Exercise text>
-=-=-=-=-

Fatty acid profiles from initial (prewinter) fish and postwinter fish fed at four different frequencies were analyzed via stepwise discriminant analysis using the STEPDISC procedure in SAS. Stepwise discriminant analysis was used to optimize the number of FAs in the profile required to discriminate among the following classes: initial fish and fed fish belonging to the 1 × /month, 2 × /month, 2 × /week, and 1 × /week treatments. After the selection of FAs and their abundances by stepwise discriminant analysis, canonical discriminant analysis was used to analyze FAs and their abundances by using the CANDISC procedure in SAS to determine differences among classes (i.e., initial fish and fish from the four feeding regimes) based on FA profiles. It can also be used to ascertain the relative contribution of each FA to class discrimination (Johnson and Wichern 2002). Briefly, n canonical discriminant functions (CDFs) were calculated as linear combinations of the FA abundances within each feeding regime, where n is the number of classes being separated. The numerical results of each CDF (e.g., Can1, Can2, … Cann) defined the central location, or centroid, of that class in n space based on the FAs included in the profile. The CDFs were also calculated in such a way as to maximize the distances between class centroids so that their separation in canonical space indicated the similarity of the FA profiles among classes. To simplify interpretation of the results, we used only the first CDFs for which the eigenvalue was greater than 1 and for which more than 80% of the cumulative variance was explained. The pooled within‐treatment standardized canonical coefficients for each CDF indicated the correlation between FAs and CDFs. The canonical coefficients for each class of FA included in the model were then ordered and used in combination with a univariate ANOVA of those FAs to determine trends in FA composition among initial fish and fish from the four feeding regimes (Hair et al. 2005). All FA abundances were log‐transformed prior to discriminant analyses, and a P‐value of less than 0.05 was considered significant in statistical comparisons.

-=-=-=-=-

Data>
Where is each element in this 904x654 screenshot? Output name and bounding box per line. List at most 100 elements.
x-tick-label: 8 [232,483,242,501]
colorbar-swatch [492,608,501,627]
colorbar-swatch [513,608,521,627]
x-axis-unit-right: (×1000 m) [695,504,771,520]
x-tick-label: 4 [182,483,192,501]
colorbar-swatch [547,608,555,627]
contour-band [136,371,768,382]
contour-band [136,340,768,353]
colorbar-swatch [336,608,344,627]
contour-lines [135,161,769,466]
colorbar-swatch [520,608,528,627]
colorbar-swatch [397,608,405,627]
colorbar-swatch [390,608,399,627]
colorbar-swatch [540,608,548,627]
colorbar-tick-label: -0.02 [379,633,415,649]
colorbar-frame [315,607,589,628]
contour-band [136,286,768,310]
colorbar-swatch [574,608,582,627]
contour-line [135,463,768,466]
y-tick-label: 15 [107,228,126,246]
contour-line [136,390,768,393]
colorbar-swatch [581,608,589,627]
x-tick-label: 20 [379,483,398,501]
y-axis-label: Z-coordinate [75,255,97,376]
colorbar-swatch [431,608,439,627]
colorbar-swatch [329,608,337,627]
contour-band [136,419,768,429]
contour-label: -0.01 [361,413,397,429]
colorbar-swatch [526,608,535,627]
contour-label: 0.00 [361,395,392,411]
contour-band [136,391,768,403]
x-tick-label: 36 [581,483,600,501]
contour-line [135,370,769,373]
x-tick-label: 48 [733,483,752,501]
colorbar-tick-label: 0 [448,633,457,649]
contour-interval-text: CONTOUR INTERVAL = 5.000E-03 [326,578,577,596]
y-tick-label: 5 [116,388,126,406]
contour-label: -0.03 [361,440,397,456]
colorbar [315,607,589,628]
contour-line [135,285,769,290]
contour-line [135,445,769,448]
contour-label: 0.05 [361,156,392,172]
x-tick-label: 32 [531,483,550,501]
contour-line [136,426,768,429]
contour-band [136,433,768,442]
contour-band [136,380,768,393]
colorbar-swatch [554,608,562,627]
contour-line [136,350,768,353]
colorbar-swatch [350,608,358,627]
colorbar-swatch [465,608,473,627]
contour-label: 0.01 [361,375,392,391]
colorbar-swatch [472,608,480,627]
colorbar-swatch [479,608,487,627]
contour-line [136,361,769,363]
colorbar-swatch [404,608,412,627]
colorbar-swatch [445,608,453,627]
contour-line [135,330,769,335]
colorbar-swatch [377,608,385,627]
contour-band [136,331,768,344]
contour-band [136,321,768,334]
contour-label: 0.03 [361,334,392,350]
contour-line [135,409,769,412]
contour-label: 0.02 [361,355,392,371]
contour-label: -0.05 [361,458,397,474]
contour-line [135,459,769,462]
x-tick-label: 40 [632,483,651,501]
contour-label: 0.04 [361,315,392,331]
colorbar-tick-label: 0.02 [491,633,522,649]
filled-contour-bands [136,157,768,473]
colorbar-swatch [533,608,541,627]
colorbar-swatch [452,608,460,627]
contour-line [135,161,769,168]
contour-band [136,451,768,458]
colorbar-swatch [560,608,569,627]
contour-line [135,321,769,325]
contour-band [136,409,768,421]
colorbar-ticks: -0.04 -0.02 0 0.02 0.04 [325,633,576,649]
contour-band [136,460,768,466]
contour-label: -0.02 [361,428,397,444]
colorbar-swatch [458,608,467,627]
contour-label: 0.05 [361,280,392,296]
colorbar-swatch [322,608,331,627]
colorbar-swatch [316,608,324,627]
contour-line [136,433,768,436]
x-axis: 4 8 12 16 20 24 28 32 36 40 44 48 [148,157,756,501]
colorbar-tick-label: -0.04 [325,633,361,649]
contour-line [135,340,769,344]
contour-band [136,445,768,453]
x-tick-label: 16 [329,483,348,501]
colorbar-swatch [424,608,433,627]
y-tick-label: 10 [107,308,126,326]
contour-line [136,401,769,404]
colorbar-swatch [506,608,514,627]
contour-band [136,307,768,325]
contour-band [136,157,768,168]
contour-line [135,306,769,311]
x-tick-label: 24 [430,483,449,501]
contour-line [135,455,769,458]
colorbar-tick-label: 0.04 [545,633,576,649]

-=-=-=-=-

Work request>
Can you extend the passage on discriminant analysis of fish fatty acid profiles, picking up right after its final sentence?

Output of the task>
RESULTS

Growth, Survival, and Body Composition

Since this study was conducted in outdoor tanks, there were large fluctuations in environmental temperatures (Figure 1). Water temperature ranged from 0.10°C to 16.3°C, with substantial warming of the culture water in the last 2 weeks of the experiment. Water quality remained acceptable throughout the trial period. There were no significant differences in final weight, weight loss, and SGR of Coppernose Bluegill (Table 1). Weight loss ranged from 4.71% (2 × /week) to 10.74% (1 × /month), and SGR ranged from −0.054%/d (2 × /week) to −0.133%/d (1 × /month). There were significant differences in survival (P < 0.05) such that fish in the 1 × /week treatment had the highest survival (78%), which was significantly greater (P < 0.05) than the survival of fish that were fed 1 × /month (50.7%) or 2 × /month (38.7%; Table 1). Survival of fish that were fed 2 × /week (63%) was not different from the survival of fish in any other feeding regimen.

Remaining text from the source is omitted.